Determine how many lines hold "Montpelier" and give only that number.

--- BEGIN Provided information ---

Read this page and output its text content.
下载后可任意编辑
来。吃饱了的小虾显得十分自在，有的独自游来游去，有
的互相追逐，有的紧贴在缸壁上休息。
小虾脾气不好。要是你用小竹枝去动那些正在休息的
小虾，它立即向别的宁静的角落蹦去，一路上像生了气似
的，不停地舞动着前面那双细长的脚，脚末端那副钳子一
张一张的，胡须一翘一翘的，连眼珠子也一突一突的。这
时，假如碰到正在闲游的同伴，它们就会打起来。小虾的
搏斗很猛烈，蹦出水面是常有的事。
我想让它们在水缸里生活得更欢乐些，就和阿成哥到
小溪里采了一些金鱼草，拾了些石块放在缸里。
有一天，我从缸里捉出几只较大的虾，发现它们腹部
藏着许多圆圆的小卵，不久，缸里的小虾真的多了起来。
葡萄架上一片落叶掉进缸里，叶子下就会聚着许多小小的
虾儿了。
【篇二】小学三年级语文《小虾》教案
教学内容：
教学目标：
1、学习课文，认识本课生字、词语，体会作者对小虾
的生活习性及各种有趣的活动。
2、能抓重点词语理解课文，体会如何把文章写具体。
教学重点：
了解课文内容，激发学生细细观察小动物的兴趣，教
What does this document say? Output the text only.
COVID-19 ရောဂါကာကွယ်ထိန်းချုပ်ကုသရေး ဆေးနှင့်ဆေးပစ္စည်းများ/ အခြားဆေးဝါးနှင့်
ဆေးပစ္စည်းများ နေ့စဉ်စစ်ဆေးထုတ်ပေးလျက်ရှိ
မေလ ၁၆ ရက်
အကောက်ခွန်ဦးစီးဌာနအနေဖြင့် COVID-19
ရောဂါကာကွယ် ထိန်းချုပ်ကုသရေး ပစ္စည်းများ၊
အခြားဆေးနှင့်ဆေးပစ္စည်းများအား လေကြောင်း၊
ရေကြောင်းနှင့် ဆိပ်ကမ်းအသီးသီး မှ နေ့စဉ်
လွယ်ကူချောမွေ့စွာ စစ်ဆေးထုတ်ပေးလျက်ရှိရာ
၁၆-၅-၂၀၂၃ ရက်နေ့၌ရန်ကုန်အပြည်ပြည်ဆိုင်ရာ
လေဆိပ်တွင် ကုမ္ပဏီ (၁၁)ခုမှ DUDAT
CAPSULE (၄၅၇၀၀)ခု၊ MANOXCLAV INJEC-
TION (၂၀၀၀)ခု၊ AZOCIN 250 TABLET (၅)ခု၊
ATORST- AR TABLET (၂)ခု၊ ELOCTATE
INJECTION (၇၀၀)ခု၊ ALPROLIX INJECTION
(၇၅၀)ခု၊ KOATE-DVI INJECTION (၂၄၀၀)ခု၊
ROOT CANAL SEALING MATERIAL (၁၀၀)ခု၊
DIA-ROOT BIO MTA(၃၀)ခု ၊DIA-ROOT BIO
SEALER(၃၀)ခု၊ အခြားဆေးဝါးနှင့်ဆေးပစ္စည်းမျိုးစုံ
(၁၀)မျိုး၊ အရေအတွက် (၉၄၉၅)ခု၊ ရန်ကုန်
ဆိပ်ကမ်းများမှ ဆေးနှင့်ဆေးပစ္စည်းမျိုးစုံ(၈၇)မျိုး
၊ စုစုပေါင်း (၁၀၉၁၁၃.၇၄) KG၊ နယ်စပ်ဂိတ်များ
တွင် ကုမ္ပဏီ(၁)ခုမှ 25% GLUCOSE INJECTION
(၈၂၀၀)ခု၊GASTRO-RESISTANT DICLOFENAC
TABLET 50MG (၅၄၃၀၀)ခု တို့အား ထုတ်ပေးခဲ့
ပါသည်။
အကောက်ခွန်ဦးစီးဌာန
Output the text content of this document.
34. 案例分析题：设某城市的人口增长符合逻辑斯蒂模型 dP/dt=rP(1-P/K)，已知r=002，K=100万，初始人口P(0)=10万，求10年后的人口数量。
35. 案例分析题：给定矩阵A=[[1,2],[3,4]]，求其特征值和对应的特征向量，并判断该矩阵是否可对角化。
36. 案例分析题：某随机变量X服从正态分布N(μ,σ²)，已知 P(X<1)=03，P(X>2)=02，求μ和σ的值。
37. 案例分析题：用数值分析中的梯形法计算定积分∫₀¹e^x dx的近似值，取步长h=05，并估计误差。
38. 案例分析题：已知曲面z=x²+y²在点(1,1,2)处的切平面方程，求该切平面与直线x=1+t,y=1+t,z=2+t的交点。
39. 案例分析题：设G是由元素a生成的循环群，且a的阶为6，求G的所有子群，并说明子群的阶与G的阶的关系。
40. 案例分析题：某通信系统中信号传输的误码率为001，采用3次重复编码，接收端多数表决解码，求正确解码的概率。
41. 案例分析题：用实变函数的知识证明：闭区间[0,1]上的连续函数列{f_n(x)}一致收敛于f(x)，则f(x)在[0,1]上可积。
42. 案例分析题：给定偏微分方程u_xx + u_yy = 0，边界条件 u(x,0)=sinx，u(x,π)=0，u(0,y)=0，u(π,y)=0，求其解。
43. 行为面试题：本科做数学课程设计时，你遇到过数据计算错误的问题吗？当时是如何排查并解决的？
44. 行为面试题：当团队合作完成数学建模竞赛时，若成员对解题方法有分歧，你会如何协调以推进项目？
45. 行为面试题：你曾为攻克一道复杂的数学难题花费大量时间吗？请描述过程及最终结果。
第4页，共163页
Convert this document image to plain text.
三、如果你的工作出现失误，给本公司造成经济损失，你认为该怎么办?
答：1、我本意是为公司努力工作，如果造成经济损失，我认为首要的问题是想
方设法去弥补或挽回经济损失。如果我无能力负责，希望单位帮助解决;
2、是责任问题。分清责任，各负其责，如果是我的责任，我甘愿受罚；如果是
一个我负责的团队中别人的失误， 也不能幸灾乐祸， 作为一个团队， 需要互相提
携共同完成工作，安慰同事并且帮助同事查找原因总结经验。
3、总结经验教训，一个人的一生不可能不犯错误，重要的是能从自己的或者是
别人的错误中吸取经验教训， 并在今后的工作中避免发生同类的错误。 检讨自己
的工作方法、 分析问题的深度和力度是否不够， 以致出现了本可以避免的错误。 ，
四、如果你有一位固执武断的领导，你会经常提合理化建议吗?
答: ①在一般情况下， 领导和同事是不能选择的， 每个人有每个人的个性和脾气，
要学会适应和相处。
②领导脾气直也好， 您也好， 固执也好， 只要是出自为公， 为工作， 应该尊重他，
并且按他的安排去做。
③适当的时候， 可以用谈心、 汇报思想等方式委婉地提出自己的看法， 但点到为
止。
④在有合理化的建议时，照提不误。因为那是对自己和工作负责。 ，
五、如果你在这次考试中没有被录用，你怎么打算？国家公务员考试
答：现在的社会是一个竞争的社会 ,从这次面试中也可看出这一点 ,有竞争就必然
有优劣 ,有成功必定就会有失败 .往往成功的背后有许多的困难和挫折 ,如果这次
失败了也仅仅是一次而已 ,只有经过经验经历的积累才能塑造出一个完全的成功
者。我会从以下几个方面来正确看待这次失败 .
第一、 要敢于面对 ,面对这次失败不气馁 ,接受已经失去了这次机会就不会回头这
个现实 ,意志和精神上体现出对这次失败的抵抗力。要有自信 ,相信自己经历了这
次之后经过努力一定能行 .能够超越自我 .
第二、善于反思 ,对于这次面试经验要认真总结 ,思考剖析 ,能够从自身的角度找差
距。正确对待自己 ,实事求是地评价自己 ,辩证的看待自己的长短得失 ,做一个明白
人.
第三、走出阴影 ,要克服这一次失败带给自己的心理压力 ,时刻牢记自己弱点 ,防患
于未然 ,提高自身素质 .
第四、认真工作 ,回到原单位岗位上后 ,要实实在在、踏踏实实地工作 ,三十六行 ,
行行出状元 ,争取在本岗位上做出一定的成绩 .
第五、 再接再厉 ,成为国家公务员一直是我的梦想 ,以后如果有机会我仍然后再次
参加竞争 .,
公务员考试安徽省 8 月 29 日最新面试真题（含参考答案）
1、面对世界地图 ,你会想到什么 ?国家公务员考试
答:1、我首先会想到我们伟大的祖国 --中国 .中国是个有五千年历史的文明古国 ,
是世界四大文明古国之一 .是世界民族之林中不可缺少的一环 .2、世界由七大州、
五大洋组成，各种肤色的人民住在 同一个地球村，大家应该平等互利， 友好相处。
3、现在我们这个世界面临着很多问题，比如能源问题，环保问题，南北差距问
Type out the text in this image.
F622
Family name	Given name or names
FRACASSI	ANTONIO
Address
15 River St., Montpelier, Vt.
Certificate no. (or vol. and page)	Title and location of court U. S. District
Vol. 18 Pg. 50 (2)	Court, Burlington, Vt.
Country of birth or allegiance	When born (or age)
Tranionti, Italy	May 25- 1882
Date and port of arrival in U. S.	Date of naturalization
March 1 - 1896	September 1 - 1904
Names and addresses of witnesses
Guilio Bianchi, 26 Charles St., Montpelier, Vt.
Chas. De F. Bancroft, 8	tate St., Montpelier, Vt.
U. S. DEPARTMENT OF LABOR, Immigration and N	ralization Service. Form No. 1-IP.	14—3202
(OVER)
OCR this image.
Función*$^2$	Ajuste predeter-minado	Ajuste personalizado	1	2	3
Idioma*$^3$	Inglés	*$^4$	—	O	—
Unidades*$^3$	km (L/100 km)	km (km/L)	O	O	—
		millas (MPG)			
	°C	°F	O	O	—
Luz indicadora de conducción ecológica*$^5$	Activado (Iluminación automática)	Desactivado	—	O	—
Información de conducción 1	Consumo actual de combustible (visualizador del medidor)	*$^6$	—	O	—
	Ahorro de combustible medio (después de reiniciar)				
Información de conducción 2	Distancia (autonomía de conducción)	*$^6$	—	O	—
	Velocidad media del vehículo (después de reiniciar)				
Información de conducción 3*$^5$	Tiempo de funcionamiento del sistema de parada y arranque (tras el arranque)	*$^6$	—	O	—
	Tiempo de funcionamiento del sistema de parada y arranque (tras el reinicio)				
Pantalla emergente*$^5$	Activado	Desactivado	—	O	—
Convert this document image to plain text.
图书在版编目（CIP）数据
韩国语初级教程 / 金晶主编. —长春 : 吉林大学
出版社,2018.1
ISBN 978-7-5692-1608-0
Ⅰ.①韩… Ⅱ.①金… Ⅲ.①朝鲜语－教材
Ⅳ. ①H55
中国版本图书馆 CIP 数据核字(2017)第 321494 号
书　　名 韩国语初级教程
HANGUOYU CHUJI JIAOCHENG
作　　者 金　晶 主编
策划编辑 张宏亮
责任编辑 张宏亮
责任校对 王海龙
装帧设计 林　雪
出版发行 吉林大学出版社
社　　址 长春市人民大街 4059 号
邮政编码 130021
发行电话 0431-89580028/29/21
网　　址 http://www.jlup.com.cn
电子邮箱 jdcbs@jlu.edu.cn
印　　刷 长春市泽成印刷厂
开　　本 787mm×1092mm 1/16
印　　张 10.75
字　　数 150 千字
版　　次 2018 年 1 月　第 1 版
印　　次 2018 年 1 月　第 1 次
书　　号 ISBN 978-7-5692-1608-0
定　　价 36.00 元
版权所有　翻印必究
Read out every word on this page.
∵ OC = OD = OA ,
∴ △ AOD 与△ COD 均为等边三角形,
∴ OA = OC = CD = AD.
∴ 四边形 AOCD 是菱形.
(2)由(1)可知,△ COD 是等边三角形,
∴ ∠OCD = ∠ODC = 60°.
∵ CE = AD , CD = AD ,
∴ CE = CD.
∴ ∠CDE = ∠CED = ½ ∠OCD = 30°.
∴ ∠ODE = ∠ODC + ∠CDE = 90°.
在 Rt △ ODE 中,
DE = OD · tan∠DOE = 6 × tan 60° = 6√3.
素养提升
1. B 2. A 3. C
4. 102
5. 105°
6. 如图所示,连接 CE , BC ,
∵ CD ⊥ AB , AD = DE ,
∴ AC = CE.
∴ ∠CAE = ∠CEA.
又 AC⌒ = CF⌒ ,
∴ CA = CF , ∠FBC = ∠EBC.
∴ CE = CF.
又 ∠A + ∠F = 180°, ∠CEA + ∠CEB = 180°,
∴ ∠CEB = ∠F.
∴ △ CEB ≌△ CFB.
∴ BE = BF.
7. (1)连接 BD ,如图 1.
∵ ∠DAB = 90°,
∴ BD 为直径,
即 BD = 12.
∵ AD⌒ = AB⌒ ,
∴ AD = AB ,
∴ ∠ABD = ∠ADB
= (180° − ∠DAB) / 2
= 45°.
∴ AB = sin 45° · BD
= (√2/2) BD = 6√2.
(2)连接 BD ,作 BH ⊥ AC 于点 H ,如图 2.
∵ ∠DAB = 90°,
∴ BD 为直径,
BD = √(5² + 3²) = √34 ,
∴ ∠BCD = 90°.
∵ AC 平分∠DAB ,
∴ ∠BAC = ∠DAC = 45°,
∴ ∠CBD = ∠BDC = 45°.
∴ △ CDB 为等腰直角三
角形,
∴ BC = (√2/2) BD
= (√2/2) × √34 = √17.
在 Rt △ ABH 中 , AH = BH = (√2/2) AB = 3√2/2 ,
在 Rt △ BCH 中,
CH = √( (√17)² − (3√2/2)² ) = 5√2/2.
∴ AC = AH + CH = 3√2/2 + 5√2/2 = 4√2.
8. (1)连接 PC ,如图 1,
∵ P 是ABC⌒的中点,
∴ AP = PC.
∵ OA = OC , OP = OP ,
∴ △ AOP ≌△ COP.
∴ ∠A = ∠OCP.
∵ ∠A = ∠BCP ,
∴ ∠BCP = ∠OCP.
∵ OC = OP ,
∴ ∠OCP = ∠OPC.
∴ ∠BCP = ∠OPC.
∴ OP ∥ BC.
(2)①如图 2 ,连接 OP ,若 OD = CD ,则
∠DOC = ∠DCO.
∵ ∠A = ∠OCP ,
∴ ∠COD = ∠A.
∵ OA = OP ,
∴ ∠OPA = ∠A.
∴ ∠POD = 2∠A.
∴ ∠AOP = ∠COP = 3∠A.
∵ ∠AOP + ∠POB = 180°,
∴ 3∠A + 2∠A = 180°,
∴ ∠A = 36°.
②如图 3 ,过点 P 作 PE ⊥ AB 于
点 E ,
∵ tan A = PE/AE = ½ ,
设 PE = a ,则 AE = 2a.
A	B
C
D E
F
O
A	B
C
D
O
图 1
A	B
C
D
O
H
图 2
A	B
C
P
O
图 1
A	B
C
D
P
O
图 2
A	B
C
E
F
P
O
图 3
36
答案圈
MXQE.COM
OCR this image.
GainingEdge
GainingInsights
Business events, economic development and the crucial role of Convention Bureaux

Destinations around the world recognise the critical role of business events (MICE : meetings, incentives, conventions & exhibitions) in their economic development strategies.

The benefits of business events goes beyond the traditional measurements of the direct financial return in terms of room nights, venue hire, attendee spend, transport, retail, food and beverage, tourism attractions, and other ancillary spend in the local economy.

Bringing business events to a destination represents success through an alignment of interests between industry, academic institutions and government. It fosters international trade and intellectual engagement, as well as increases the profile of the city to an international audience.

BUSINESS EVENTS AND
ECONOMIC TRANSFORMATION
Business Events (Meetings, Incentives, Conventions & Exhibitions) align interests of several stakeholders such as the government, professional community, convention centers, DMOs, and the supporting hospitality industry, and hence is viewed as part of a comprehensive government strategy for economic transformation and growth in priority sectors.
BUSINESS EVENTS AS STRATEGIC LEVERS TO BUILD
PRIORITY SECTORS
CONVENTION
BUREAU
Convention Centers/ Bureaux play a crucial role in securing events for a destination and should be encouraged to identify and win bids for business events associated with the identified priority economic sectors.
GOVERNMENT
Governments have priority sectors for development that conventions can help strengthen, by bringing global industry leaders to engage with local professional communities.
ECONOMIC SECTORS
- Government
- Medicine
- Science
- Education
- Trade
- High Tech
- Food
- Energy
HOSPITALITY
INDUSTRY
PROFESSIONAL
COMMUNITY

--- END Provided information ---

Written answer: 3